Extract the complete listing and repeat it word for word.
## START Information shown
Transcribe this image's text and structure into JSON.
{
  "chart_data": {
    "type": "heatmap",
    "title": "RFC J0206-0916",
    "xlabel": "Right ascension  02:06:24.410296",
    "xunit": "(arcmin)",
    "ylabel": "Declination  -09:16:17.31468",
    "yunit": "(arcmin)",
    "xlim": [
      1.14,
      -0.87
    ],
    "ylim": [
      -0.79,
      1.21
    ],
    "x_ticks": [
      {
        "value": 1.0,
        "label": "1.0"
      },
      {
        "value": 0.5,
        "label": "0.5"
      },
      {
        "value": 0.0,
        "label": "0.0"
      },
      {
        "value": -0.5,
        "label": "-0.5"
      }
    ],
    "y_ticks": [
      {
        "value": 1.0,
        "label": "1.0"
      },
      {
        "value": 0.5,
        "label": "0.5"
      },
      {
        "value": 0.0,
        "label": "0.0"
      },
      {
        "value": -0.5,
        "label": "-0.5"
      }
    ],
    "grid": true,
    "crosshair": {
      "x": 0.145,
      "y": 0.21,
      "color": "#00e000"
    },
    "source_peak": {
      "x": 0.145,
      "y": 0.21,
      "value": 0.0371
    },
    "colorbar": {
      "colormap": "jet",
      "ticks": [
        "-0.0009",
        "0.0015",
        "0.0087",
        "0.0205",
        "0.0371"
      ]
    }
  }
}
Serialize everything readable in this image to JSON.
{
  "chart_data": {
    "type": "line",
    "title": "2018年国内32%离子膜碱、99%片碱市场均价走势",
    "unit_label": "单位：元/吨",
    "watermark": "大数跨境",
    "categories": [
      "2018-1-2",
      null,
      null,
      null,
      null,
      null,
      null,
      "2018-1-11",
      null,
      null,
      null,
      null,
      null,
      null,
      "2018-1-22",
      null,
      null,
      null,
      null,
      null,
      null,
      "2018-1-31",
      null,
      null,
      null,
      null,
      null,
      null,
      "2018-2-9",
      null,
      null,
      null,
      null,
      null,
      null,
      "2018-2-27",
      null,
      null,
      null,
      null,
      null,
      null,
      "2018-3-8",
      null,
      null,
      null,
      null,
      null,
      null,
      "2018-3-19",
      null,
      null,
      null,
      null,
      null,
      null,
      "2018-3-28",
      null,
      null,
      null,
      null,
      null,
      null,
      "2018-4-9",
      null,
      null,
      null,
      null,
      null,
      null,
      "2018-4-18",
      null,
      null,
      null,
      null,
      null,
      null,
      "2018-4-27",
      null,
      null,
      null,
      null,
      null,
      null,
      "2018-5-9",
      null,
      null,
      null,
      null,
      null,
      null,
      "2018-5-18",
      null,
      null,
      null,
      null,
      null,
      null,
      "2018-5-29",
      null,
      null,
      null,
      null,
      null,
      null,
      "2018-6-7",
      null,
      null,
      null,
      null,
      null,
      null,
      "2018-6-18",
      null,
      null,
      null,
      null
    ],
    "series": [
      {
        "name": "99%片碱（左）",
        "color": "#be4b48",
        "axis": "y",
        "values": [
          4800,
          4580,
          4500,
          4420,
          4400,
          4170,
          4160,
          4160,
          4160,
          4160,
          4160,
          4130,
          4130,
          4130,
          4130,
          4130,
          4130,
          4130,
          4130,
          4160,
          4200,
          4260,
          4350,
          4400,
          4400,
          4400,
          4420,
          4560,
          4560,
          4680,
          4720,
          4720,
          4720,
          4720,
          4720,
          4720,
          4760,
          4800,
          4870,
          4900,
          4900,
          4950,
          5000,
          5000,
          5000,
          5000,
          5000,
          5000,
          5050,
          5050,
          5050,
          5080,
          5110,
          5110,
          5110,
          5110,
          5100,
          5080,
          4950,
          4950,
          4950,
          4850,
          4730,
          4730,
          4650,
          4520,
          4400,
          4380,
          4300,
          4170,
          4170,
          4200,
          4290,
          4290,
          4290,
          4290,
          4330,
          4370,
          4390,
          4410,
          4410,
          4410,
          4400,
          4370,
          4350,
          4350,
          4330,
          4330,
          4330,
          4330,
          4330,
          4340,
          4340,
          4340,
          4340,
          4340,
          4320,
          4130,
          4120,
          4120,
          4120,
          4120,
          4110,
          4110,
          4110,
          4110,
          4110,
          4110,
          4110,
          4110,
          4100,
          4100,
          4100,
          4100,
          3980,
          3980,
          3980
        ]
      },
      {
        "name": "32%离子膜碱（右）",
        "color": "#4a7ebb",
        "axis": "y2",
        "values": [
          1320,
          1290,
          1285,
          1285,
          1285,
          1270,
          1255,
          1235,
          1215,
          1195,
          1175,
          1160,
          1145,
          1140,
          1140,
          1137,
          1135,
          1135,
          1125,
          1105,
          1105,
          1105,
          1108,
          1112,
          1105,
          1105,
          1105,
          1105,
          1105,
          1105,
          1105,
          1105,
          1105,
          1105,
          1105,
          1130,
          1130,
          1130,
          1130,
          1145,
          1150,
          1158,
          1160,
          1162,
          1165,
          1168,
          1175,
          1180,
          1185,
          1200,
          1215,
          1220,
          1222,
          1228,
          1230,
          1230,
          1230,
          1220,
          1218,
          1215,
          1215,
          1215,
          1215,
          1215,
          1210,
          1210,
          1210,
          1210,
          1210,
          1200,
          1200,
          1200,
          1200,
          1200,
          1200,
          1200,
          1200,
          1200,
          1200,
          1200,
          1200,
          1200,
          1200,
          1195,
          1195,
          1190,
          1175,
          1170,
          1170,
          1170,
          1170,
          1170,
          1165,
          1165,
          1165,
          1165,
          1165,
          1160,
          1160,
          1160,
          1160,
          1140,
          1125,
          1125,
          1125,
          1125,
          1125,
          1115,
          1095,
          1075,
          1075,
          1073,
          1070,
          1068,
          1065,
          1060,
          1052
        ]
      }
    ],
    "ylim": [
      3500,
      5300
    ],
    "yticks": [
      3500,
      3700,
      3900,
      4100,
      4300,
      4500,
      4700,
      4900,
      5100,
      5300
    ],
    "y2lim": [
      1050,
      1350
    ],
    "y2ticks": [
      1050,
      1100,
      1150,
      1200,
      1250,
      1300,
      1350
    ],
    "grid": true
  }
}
## END Information shown
Solved exercise →
Transcribe this image's text and structure into JSON.
{
  "chart_data": {
    "type": "heatmap",
    "title": "RFC J0206-0916",
    "xlabel": "Right ascension  02:06:24.410296",
    "xunit": "(arcmin)",
    "ylabel": "Declination  -09:16:17.31468",
    "yunit": "(arcmin)",
    "xlim": [
      1.14,
      -0.87
    ],
    "ylim": [
      -0.79,
      1.21
    ],
    "x_ticks": [
      {
        "value": 1.0,
        "label": "1.0"
      },
      {
        "value": 0.5,
        "label": "0.5"
      },
      {
        "value": 0.0,
        "label": "0.0"
      },
      {
        "value": -0.5,
        "label": "-0.5"
      }
    ],
    "y_ticks": [
      {
        "value": 1.0,
        "label": "1.0"
      },
      {
        "value": 0.5,
        "label": "0.5"
      },
      {
        "value": 0.0,
        "label": "0.0"
      },
      {
        "value": -0.5,
        "label": "-0.5"
      }
    ],
    "grid": true,
    "crosshair": {
      "x": 0.145,
      "y": 0.21,
      "color": "#00e000"
    },
    "source_peak": {
      "x": 0.145,
      "y": 0.21,
      "value": 0.0371
    },
    "colorbar": {
      "colormap": "jet",
      "ticks": [
        "-0.0009",
        "0.0015",
        "0.0087",
        "0.0205",
        "0.0371"
      ]
    }
  }
}
Serialize everything readable in this image to JSON.
{
  "chart_data": {
    "type": "line",
    "title": "2018年国内32%离子膜碱、99%片碱市场均价走势",
    "unit_label": "单位：元/吨",
    "watermark": "大数跨境",
    "categories": [
      "2018-1-2",
      null,
      null,
      null,
      null,
      null,
      null,
      "2018-1-11",
      null,
      null,
      null,
      null,
      null,
      null,
      "2018-1-22",
      null,
      null,
      null,
      null,
      null,
      null,
      "2018-1-31",
      null,
      null,
      null,
      null,
      null,
      null,
      "2018-2-9",
      null,
      null,
      null,
      null,
      null,
      null,
      "2018-2-27",
      null,
      null,
      null,
      null,
      null,
      null,
      "2018-3-8",
      null,
      null,
      null,
      null,
      null,
      null,
      "2018-3-19",
      null,
      null,
      null,
      null,
      null,
      null,
      "2018-3-28",
      null,
      null,
      null,
      null,
      null,
      null,
      "2018-4-9",
      null,
      null,
      null,
      null,
      null,
      null,
      "2018-4-18",
      null,
      null,
      null,
      null,
      null,
      null,
      "2018-4-27",
      null,
      null,
      null,
      null,
      null,
      null,
      "2018-5-9",
      null,
      null,
      null,
      null,
      null,
      null,
      "2018-5-18",
      null,
      null,
      null,
      null,
      null,
      null,
      "2018-5-29",
      null,
      null,
      null,
      null,
      null,
      null,
      "2018-6-7",
      null,
      null,
      null,
      null,
      null,
      null,
      "2018-6-18",
      null,
      null,
      null,
      null
    ],
    "series": [
      {
        "name": "99%片碱（左）",
        "color": "#be4b48",
        "axis": "y",
        "values": [
          4800,
          4580,
          4500,
          4420,
          4400,
          4170,
          4160,
          4160,
          4160,
          4160,
          4160,
          4130,
          4130,
          4130,
          4130,
          4130,
          4130,
          4130,
          4130,
          4160,
          4200,
          4260,
          4350,
          4400,
          4400,
          4400,
          4420,
          4560,
          4560,
          4680,
          4720,
          4720,
          4720,
          4720,
          4720,
          4720,
          4760,
          4800,
          4870,
          4900,
          4900,
          4950,
          5000,
          5000,
          5000,
          5000,
          5000,
          5000,
          5050,
          5050,
          5050,
          5080,
          5110,
          5110,
          5110,
          5110,
          5100,
          5080,
          4950,
          4950,
          4950,
          4850,
          4730,
          4730,
          4650,
          4520,
          4400,
          4380,
          4300,
          4170,
          4170,
          4200,
          4290,
          4290,
          4290,
          4290,
          4330,
          4370,
          4390,
          4410,
          4410,
          4410,
          4400,
          4370,
          4350,
          4350,
          4330,
          4330,
          4330,
          4330,
          4330,
          4340,
          4340,
          4340,
          4340,
          4340,
          4320,
          4130,
          4120,
          4120,
          4120,
          4120,
          4110,
          4110,
          4110,
          4110,
          4110,
          4110,
          4110,
          4110,
          4100,
          4100,
          4100,
          4100,
          3980,
          3980,
          3980
        ]
      },
      {
        "name": "32%离子膜碱（右）",
        "color": "#4a7ebb",
        "axis": "y2",
        "values": [
          1320,
          1290,
          1285,
          1285,
          1285,
          1270,
          1255,
          1235,
          1215,
          1195,
          1175,
          1160,
          1145,
          1140,
          1140,
          1137,
          1135,
          1135,
          1125,
          1105,
          1105,
          1105,
          1108,
          1112,
          1105,
          1105,
          1105,
          1105,
          1105,
          1105,
          1105,
          1105,
          1105,
          1105,
          1105,
          1130,
          1130,
          1130,
          1130,
          1145,
          1150,
          1158,
          1160,
          1162,
          1165,
          1168,
          1175,
          1180,
          1185,
          1200,
          1215,
          1220,
          1222,
          1228,
          1230,
          1230,
          1230,
          1220,
          1218,
          1215,
          1215,
          1215,
          1215,
          1215,
          1210,
          1210,
          1210,
          1210,
          1210,
          1200,
          1200,
          1200,
          1200,
          1200,
          1200,
          1200,
          1200,
          1200,
          1200,
          1200,
          1200,
          1200,
          1200,
          1195,
          1195,
          1190,
          1175,
          1170,
          1170,
          1170,
          1170,
          1170,
          1165,
          1165,
          1165,
          1165,
          1165,
          1160,
          1160,
          1160,
          1160,
          1140,
          1125,
          1125,
          1125,
          1125,
          1125,
          1115,
          1095,
          1075,
          1075,
          1073,
          1070,
          1068,
          1065,
          1060,
          1052
        ]
      }
    ],
    "ylim": [
      3500,
      5300
    ],
    "yticks": [
      3500,
      3700,
      3900,
      4100,
      4300,
      4500,
      4700,
      4900,
      5100,
      5300
    ],
    "y2lim": [
      1050,
      1350
    ],
    "y2ticks": [
      1050,
      1100,
      1150,
      1200,
      1250,
      1300,
      1350
    ],
    "grid": true
  }
}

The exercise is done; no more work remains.